Your task: The response should consist of the data reproduced word for word.

Data provided:
# # #

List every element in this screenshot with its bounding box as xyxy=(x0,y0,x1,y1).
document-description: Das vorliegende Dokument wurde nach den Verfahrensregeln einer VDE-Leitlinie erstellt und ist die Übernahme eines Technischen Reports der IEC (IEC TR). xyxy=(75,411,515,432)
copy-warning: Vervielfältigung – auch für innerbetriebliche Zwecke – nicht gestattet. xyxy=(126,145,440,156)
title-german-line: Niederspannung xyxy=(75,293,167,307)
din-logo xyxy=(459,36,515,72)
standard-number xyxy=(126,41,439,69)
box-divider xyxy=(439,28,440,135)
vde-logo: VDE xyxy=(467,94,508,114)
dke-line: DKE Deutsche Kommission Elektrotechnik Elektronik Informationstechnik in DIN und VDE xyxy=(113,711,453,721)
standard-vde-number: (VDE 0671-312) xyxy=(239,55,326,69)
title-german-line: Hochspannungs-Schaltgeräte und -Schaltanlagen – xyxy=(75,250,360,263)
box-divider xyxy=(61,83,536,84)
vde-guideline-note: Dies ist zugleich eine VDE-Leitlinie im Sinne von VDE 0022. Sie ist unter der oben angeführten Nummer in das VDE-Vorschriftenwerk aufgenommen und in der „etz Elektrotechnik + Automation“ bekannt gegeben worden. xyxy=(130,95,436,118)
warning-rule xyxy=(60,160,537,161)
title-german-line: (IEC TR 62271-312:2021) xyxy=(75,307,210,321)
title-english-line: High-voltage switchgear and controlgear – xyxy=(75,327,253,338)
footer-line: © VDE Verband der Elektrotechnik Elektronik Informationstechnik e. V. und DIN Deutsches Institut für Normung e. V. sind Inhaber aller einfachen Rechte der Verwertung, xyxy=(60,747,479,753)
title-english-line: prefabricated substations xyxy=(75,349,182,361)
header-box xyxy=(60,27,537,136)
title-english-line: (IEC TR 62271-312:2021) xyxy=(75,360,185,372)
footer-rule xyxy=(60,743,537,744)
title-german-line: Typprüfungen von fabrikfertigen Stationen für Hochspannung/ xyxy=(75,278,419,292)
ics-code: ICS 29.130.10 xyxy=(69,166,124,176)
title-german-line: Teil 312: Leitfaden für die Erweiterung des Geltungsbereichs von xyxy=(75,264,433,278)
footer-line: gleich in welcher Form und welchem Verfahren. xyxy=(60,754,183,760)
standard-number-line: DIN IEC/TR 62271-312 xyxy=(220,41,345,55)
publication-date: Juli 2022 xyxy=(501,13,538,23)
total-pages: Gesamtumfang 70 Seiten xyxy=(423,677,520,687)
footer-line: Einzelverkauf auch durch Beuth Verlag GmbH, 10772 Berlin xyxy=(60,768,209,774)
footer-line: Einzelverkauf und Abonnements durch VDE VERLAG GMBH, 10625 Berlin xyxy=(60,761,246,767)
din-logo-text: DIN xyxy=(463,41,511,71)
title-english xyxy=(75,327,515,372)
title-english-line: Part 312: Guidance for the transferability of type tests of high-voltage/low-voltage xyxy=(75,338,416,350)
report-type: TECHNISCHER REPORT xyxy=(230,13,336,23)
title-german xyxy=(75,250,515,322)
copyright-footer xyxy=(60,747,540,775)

# # #

Task solution:
List every element in this screenshot with its bounding box as xyxy=(x0,y0,x1,y1).
document-description: Das vorliegende Dokument wurde nach den Verfahrensregeln einer VDE-Leitlinie erstellt und ist die Übernahme eines Technischen Reports der IEC (IEC TR). xyxy=(75,411,515,432)
copy-warning: Vervielfältigung – auch für innerbetriebliche Zwecke – nicht gestattet. xyxy=(126,145,440,156)
title-german-line: Niederspannung xyxy=(75,293,167,307)
din-logo xyxy=(459,36,515,72)
standard-number xyxy=(126,41,439,69)
box-divider xyxy=(439,28,440,135)
vde-logo: VDE xyxy=(467,94,508,114)
dke-line: DKE Deutsche Kommission Elektrotechnik Elektronik Informationstechnik in DIN und VDE xyxy=(113,711,453,721)
standard-vde-number: (VDE 0671-312) xyxy=(239,55,326,69)
title-german-line: Hochspannungs-Schaltgeräte und -Schaltanlagen – xyxy=(75,250,360,263)
box-divider xyxy=(61,83,536,84)
vde-guideline-note: Dies ist zugleich eine VDE-Leitlinie im Sinne von VDE 0022. Sie ist unter der oben angeführten Nummer in das VDE-Vorschriftenwerk aufgenommen und in der „etz Elektrotechnik + Automation“ bekannt gegeben worden. xyxy=(130,95,436,118)
warning-rule xyxy=(60,160,537,161)
title-german-line: (IEC TR 62271-312:2021) xyxy=(75,307,210,321)
title-english-line: High-voltage switchgear and controlgear – xyxy=(75,327,253,338)
footer-line: © VDE Verband der Elektrotechnik Elektronik Informationstechnik e. V. und DIN Deutsches Institut für Normung e. V. sind Inhaber aller einfachen Rechte der Verwertung, xyxy=(60,747,479,753)
title-english-line: prefabricated substations xyxy=(75,349,182,361)
header-box xyxy=(60,27,537,136)
title-english-line: (IEC TR 62271-312:2021) xyxy=(75,360,185,372)
footer-rule xyxy=(60,743,537,744)
title-german-line: Typprüfungen von fabrikfertigen Stationen für Hochspannung/ xyxy=(75,278,419,292)
ics-code: ICS 29.130.10 xyxy=(69,166,124,176)
title-german-line: Teil 312: Leitfaden für die Erweiterung des Geltungsbereichs von xyxy=(75,264,433,278)
footer-line: gleich in welcher Form und welchem Verfahren. xyxy=(60,754,183,760)
standard-number-line: DIN IEC/TR 62271-312 xyxy=(220,41,345,55)
publication-date: Juli 2022 xyxy=(501,13,538,23)
total-pages: Gesamtumfang 70 Seiten xyxy=(423,677,520,687)
footer-line: Einzelverkauf auch durch Beuth Verlag GmbH, 10772 Berlin xyxy=(60,768,209,774)
footer-line: Einzelverkauf und Abonnements durch VDE VERLAG GMBH, 10625 Berlin xyxy=(60,761,246,767)
din-logo-text: DIN xyxy=(463,41,511,71)
title-english xyxy=(75,327,515,372)
title-english-line: Part 312: Guidance for the transferability of type tests of high-voltage/low-voltage xyxy=(75,338,416,350)
report-type: TECHNISCHER REPORT xyxy=(230,13,336,23)
title-german xyxy=(75,250,515,322)
copyright-footer xyxy=(60,747,540,775)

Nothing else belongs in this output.